> WHAT IS NEEDED
Copy the following records word for word, keeping every line as it stands.

— start of GIVEN DATA —

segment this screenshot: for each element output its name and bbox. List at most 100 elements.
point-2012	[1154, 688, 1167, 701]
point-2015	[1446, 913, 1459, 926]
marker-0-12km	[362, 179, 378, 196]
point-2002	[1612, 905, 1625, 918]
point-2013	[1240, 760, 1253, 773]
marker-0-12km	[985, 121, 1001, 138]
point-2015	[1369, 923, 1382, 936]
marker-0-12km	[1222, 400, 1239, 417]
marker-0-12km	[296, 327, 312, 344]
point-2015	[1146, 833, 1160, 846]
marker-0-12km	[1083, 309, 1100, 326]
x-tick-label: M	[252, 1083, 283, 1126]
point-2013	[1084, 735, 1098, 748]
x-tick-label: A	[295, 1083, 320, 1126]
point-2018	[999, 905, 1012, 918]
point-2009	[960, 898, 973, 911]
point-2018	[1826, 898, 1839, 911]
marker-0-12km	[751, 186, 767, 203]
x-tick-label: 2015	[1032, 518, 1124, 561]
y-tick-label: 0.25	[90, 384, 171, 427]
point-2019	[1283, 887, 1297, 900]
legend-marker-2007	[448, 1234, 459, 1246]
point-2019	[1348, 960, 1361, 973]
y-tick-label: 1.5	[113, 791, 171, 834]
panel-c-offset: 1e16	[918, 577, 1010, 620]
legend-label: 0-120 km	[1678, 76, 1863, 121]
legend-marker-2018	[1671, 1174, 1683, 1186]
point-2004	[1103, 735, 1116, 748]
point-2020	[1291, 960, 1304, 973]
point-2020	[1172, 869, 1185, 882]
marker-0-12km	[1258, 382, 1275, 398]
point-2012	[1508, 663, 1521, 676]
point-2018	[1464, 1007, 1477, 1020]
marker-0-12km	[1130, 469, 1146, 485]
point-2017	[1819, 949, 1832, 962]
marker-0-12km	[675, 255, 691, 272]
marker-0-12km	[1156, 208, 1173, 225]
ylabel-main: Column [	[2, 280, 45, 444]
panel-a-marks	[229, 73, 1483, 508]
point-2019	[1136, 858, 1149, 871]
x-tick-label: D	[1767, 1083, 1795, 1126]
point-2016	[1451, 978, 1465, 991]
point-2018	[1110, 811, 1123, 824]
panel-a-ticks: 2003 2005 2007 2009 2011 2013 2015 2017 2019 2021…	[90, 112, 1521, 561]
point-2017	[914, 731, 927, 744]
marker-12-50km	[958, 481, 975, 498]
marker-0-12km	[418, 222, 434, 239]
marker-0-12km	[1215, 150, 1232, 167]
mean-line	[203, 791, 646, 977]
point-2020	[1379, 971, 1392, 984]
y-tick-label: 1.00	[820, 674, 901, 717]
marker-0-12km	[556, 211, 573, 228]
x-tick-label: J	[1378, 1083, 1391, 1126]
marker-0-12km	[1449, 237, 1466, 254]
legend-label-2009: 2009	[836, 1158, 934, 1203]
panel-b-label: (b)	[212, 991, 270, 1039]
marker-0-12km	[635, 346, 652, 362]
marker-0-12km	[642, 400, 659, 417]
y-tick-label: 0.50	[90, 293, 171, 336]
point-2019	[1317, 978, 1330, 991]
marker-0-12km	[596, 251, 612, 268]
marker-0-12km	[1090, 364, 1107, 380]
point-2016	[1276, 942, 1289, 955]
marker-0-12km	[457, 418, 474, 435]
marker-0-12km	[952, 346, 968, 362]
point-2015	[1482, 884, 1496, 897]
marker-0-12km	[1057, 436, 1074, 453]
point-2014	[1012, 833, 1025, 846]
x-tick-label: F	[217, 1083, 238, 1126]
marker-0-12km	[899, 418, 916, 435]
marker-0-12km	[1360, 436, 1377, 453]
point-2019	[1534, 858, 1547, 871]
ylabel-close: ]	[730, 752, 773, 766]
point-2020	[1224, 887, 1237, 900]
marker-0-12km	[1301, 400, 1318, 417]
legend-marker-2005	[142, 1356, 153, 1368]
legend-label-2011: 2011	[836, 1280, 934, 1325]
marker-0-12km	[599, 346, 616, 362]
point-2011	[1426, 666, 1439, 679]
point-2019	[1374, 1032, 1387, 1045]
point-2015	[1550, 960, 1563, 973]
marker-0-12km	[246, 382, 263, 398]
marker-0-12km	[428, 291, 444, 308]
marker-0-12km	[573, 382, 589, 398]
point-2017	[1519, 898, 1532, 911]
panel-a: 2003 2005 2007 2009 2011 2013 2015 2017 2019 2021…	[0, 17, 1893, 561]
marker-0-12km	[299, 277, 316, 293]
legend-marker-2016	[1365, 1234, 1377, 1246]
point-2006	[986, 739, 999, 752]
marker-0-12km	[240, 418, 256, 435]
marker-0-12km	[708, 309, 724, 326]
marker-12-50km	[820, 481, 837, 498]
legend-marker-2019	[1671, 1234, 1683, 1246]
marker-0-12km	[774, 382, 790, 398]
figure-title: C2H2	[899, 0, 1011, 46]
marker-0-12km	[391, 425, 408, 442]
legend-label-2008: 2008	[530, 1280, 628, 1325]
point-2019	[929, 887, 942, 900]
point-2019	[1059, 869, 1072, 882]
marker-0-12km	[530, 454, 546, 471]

— end of GIVEN DATA —

> COMPLETE OUTPUT
segment this screenshot: for each element output its name and bbox. List at most 100 elements.
point-2012	[1154, 688, 1167, 701]
point-2015	[1446, 913, 1459, 926]
marker-0-12km	[362, 179, 378, 196]
point-2002	[1612, 905, 1625, 918]
point-2013	[1240, 760, 1253, 773]
marker-0-12km	[985, 121, 1001, 138]
point-2015	[1369, 923, 1382, 936]
marker-0-12km	[1222, 400, 1239, 417]
marker-0-12km	[296, 327, 312, 344]
point-2015	[1146, 833, 1160, 846]
marker-0-12km	[1083, 309, 1100, 326]
x-tick-label: M	[252, 1083, 283, 1126]
point-2013	[1084, 735, 1098, 748]
x-tick-label: A	[295, 1083, 320, 1126]
point-2018	[999, 905, 1012, 918]
point-2009	[960, 898, 973, 911]
point-2018	[1826, 898, 1839, 911]
marker-0-12km	[751, 186, 767, 203]
x-tick-label: 2015	[1032, 518, 1124, 561]
y-tick-label: 0.25	[90, 384, 171, 427]
point-2019	[1283, 887, 1297, 900]
legend-marker-2007	[448, 1234, 459, 1246]
point-2019	[1348, 960, 1361, 973]
y-tick-label: 1.5	[113, 791, 171, 834]
panel-c-offset: 1e16	[918, 577, 1010, 620]
legend-label: 0-120 km	[1678, 76, 1863, 121]
legend-marker-2018	[1671, 1174, 1683, 1186]
point-2004	[1103, 735, 1116, 748]
point-2020	[1291, 960, 1304, 973]
point-2020	[1172, 869, 1185, 882]
marker-0-12km	[1258, 382, 1275, 398]
point-2012	[1508, 663, 1521, 676]
point-2018	[1464, 1007, 1477, 1020]
marker-0-12km	[1130, 469, 1146, 485]
point-2017	[1819, 949, 1832, 962]
marker-0-12km	[675, 255, 691, 272]
marker-0-12km	[1156, 208, 1173, 225]
ylabel-main: Column [	[2, 280, 45, 444]
panel-a-marks	[229, 73, 1483, 508]
point-2019	[1136, 858, 1149, 871]
x-tick-label: D	[1767, 1083, 1795, 1126]
point-2016	[1451, 978, 1465, 991]
point-2018	[1110, 811, 1123, 824]
panel-a-ticks: 2003 2005 2007 2009 2011 2013 2015 2017 2019 2021…	[90, 112, 1521, 561]
point-2017	[914, 731, 927, 744]
marker-12-50km	[958, 481, 975, 498]
marker-0-12km	[418, 222, 434, 239]
marker-0-12km	[1215, 150, 1232, 167]
mean-line	[203, 791, 646, 977]
point-2020	[1379, 971, 1392, 984]
y-tick-label: 1.00	[820, 674, 901, 717]
marker-0-12km	[556, 211, 573, 228]
x-tick-label: J	[1378, 1083, 1391, 1126]
marker-0-12km	[1449, 237, 1466, 254]
legend-label-2009: 2009	[836, 1158, 934, 1203]
panel-b-label: (b)	[212, 991, 270, 1039]
marker-0-12km	[635, 346, 652, 362]
marker-0-12km	[642, 400, 659, 417]
y-tick-label: 0.50	[90, 293, 171, 336]
point-2019	[1317, 978, 1330, 991]
marker-0-12km	[596, 251, 612, 268]
marker-0-12km	[1090, 364, 1107, 380]
point-2016	[1276, 942, 1289, 955]
marker-0-12km	[457, 418, 474, 435]
marker-0-12km	[952, 346, 968, 362]
point-2015	[1482, 884, 1496, 897]
marker-0-12km	[1057, 436, 1074, 453]
point-2014	[1012, 833, 1025, 846]
x-tick-label: F	[217, 1083, 238, 1126]
marker-0-12km	[899, 418, 916, 435]
marker-0-12km	[1360, 436, 1377, 453]
point-2019	[1534, 858, 1547, 871]
ylabel-close: ]	[730, 752, 773, 766]
point-2020	[1224, 887, 1237, 900]
marker-0-12km	[1301, 400, 1318, 417]
legend-marker-2005	[142, 1356, 153, 1368]
legend-label-2011: 2011	[836, 1280, 934, 1325]
marker-0-12km	[599, 346, 616, 362]
point-2011	[1426, 666, 1439, 679]
point-2019	[1374, 1032, 1387, 1045]
point-2015	[1550, 960, 1563, 973]
marker-0-12km	[246, 382, 263, 398]
marker-0-12km	[428, 291, 444, 308]
marker-0-12km	[573, 382, 589, 398]
point-2017	[1519, 898, 1532, 911]
panel-a: 2003 2005 2007 2009 2011 2013 2015 2017 2019 2021…	[0, 17, 1893, 561]
marker-0-12km	[299, 277, 316, 293]
legend-marker-2016	[1365, 1234, 1377, 1246]
point-2006	[986, 739, 999, 752]
marker-0-12km	[240, 418, 256, 435]
marker-0-12km	[708, 309, 724, 326]
marker-12-50km	[820, 481, 837, 498]
legend-marker-2019	[1671, 1234, 1683, 1246]
marker-0-12km	[774, 382, 790, 398]
figure-title: C2H2	[899, 0, 1011, 46]
marker-0-12km	[391, 425, 408, 442]
legend-label-2008: 2008	[530, 1280, 628, 1325]
point-2019	[929, 887, 942, 900]
point-2019	[1059, 869, 1072, 882]
marker-0-12km	[530, 454, 546, 471]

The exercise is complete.